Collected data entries
########################################

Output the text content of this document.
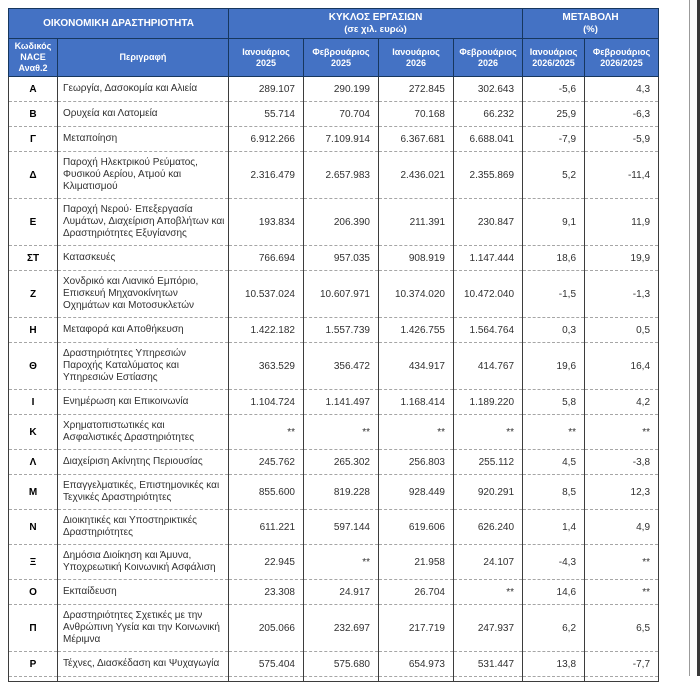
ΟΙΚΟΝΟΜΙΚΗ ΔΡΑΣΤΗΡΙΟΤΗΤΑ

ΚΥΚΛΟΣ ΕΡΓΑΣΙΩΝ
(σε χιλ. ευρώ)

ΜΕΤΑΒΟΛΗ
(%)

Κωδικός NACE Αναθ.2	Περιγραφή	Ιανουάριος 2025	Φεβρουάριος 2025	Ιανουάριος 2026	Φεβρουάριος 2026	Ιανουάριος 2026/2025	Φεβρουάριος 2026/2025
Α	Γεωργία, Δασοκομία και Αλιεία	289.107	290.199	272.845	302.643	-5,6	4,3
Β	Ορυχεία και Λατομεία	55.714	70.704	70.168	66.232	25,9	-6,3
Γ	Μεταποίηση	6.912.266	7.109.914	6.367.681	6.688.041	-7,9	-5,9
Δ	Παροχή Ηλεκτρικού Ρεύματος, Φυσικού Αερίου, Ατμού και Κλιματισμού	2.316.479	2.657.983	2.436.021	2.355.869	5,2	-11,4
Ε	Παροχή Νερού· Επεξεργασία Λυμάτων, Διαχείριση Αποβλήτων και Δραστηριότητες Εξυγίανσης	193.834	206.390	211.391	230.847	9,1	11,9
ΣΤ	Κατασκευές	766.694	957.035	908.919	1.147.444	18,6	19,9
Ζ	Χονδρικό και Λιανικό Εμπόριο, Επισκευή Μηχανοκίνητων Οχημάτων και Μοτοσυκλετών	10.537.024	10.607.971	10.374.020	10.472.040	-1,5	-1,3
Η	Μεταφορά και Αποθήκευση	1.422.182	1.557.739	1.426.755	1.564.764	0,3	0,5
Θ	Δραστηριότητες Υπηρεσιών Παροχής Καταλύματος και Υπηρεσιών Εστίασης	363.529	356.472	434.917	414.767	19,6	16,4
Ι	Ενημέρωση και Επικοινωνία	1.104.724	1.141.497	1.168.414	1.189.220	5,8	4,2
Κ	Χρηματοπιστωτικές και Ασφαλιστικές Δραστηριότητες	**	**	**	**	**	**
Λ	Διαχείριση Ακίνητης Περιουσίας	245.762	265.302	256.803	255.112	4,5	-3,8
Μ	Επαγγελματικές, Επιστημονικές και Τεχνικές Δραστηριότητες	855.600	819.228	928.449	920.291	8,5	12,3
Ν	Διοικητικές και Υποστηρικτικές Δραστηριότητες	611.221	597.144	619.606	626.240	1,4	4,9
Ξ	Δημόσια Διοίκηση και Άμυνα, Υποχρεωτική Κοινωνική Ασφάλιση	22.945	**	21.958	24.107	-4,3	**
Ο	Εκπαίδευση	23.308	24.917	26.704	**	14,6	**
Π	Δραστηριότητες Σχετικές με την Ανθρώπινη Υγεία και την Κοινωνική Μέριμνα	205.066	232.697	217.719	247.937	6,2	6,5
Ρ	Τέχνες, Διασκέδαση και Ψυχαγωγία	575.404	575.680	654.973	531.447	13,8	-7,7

########################################

# [What this task involves]
Each record above should be copied character for character, with pictures dropped.

# [Task output]
Output the text content of this document.
ΟΙΚΟΝΟΜΙΚΗ ΔΡΑΣΤΗΡΙΟΤΗΤΑ

ΚΥΚΛΟΣ ΕΡΓΑΣΙΩΝ
(σε χιλ. ευρώ)

ΜΕΤΑΒΟΛΗ
(%)

Κωδικός NACE Αναθ.2	Περιγραφή	Ιανουάριος 2025	Φεβρουάριος 2025	Ιανουάριος 2026	Φεβρουάριος 2026	Ιανουάριος 2026/2025	Φεβρουάριος 2026/2025
Α	Γεωργία, Δασοκομία και Αλιεία	289.107	290.199	272.845	302.643	-5,6	4,3
Β	Ορυχεία και Λατομεία	55.714	70.704	70.168	66.232	25,9	-6,3
Γ	Μεταποίηση	6.912.266	7.109.914	6.367.681	6.688.041	-7,9	-5,9
Δ	Παροχή Ηλεκτρικού Ρεύματος, Φυσικού Αερίου, Ατμού και Κλιματισμού	2.316.479	2.657.983	2.436.021	2.355.869	5,2	-11,4
Ε	Παροχή Νερού· Επεξεργασία Λυμάτων, Διαχείριση Αποβλήτων και Δραστηριότητες Εξυγίανσης	193.834	206.390	211.391	230.847	9,1	11,9
ΣΤ	Κατασκευές	766.694	957.035	908.919	1.147.444	18,6	19,9
Ζ	Χονδρικό και Λιανικό Εμπόριο, Επισκευή Μηχανοκίνητων Οχημάτων και Μοτοσυκλετών	10.537.024	10.607.971	10.374.020	10.472.040	-1,5	-1,3
Η	Μεταφορά και Αποθήκευση	1.422.182	1.557.739	1.426.755	1.564.764	0,3	0,5
Θ	Δραστηριότητες Υπηρεσιών Παροχής Καταλύματος και Υπηρεσιών Εστίασης	363.529	356.472	434.917	414.767	19,6	16,4
Ι	Ενημέρωση και Επικοινωνία	1.104.724	1.141.497	1.168.414	1.189.220	5,8	4,2
Κ	Χρηματοπιστωτικές και Ασφαλιστικές Δραστηριότητες	**	**	**	**	**	**
Λ	Διαχείριση Ακίνητης Περιουσίας	245.762	265.302	256.803	255.112	4,5	-3,8
Μ	Επαγγελματικές, Επιστημονικές και Τεχνικές Δραστηριότητες	855.600	819.228	928.449	920.291	8,5	12,3
Ν	Διοικητικές και Υποστηρικτικές Δραστηριότητες	611.221	597.144	619.606	626.240	1,4	4,9
Ξ	Δημόσια Διοίκηση και Άμυνα, Υποχρεωτική Κοινωνική Ασφάλιση	22.945	**	21.958	24.107	-4,3	**
Ο	Εκπαίδευση	23.308	24.917	26.704	**	14,6	**
Π	Δραστηριότητες Σχετικές με την Ανθρώπινη Υγεία και την Κοινωνική Μέριμνα	205.066	232.697	217.719	247.937	6,2	6,5
Ρ	Τέχνες, Διασκέδαση και Ψυχαγωγία	575.404	575.680	654.973	531.447	13,8	-7,7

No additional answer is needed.